Tasks to complete ▸
A - Repeat the entries from their first line up to and including the line that contains "540, 402, 596]".
B - Continue the mailing list thread about the z/VM machine check from the point where it stops.

Selected extract ▸
Re: Strange behaviour.

2010-05-27 Thread Bob Atton
Thanks to everyone for your responses.  It does look like it was a paging 
problem of some sort.

Regards
 
Bob


Re: Strange behaviour.

2010-05-26 Thread Jim Bohnsack

Time to call IBM service.  The processor may have called home.
Jim

On 5/26/2010 10:05 AM, Bob Atton wrote:

This is a multipart message in MIME format.
--=_alternative 004D688A8025772F_=
Content-Type: text/plain; charset=US-ASCII

We have had a very strange and unusual message today on our z/VM 5.4
system.

I had a report that our zLinux guests were not accessible (putty, ping,
ssh all no good).  I logged on to MAINT OK but soon after when I had
issued a command I got the following messages.

  10:29:47  * MSG FROM MAINT   : DMSITM319T Machine check interrupt was
encountered; MCIC = X'4002AFBD 400B  '
  10:29:47  * MSG FROM MAINT   : DMSITM319T Disabled wait entered, please
re-IPL CMS.
HCPGIR450W CP entered; disabled wait PSW 000A 817C009E

CMS would not IPL but I could IPL 190.

When I tried to start the zLinux guests they initially failed with the
messages above because they IPL CMS but when I IPLed 190 and ran the
profile etc to start linux I saw

HCPMCV1459E The virtual machine is placed in check-stop state due to a
system malfunction with CPU 00.

Material ▸
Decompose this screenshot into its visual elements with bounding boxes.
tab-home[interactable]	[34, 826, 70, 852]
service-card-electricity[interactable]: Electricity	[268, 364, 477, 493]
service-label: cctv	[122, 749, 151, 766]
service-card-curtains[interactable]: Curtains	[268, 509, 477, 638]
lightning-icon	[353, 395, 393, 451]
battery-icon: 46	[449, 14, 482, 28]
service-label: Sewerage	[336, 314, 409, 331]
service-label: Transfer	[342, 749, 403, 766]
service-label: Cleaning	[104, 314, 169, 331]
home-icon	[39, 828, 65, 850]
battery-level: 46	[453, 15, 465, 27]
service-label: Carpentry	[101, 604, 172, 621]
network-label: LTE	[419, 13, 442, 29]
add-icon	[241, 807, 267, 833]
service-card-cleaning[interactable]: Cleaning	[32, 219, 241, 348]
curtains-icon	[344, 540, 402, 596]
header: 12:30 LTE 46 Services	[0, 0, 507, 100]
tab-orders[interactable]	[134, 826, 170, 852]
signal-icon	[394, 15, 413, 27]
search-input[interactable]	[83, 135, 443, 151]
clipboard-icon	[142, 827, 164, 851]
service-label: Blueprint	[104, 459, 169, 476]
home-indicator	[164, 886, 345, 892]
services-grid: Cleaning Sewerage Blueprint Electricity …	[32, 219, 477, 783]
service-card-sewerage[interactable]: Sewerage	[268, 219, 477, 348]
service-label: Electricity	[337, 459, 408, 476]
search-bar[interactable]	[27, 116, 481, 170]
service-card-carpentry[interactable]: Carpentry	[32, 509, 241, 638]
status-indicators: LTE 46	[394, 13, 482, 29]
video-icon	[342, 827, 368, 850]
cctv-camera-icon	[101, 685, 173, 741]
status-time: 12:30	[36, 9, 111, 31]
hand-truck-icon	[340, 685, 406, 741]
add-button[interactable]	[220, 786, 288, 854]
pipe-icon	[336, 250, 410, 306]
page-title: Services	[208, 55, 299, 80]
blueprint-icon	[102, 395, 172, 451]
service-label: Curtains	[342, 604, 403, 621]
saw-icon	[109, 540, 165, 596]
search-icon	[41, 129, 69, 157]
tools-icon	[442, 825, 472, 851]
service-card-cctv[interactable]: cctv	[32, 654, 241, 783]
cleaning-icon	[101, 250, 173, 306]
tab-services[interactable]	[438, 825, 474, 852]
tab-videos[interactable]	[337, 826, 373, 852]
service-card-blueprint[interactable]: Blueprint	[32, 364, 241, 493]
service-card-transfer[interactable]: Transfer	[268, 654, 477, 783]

The responses ▸
A -
Decompose this screenshot into its visual elements with bounding boxes.
tab-home[interactable]	[34, 826, 70, 852]
service-card-electricity[interactable]: Electricity	[268, 364, 477, 493]
service-label: cctv	[122, 749, 151, 766]
service-card-curtains[interactable]: Curtains	[268, 509, 477, 638]
lightning-icon	[353, 395, 393, 451]
battery-icon: 46	[449, 14, 482, 28]
service-label: Sewerage	[336, 314, 409, 331]
service-label: Transfer	[342, 749, 403, 766]
service-label: Cleaning	[104, 314, 169, 331]
home-icon	[39, 828, 65, 850]
battery-level: 46	[453, 15, 465, 27]
service-label: Carpentry	[101, 604, 172, 621]
network-label: LTE	[419, 13, 442, 29]
add-icon	[241, 807, 267, 833]
service-card-cleaning[interactable]: Cleaning	[32, 219, 241, 348]
curtains-icon	[344, 540, 402, 596]

B -
After a while we IPLed the VM system and all appears to be OK.

Has anyone else seen such strange behaviour?


Regards

Bob
   


--
James Bohnsack
(972) 596-6377 home/office
(972) 342-5823 cell


Re: Strange behaviour.

2010-05-26 Thread Alan Altmark
On Wednesday, 05/26/2010 at 10:06 EDT, Bob Atton bob.j.at...@rrd.com 
wrote:
 We have had a very strange and unusual message today on our z/VM 5.4 
system. 
 
 I had a report that our zLinux guests were not accessible (putty, ping, 
ssh all 
 no good).  I logged on to MAINT OK but soon after when I had issued a 
command I 
 got the following messages. 
 
  10:29:47  * MSG FROM MAINT   : DMSITM319T Machine check interrupt was 
 encountered; MCIC = X'4002AFBD 400B  '

40 = System processing damage
02 = Backed up

That means that the CPU had an error and 'backed up' to the most recent 
internal consistent checkpoint, avoiding damage to memory, registers, 
timers, or the PSW.  The condition is fatal.

 CMS would not IPL but I could IPL 190. 
 
 When I tried to start the zLinux guests they initially failed with the 
messages 
 above because they IPL CMS but when I IPLed 190 and ran the profile etc 
to 
 start linux I saw 
 
 HCPMCV1459E The virtual machine is placed in check-stop state due to a 
system 
 malfunction with CPU 00. 

 After a while we IPLed the VM system and all appears to be OK.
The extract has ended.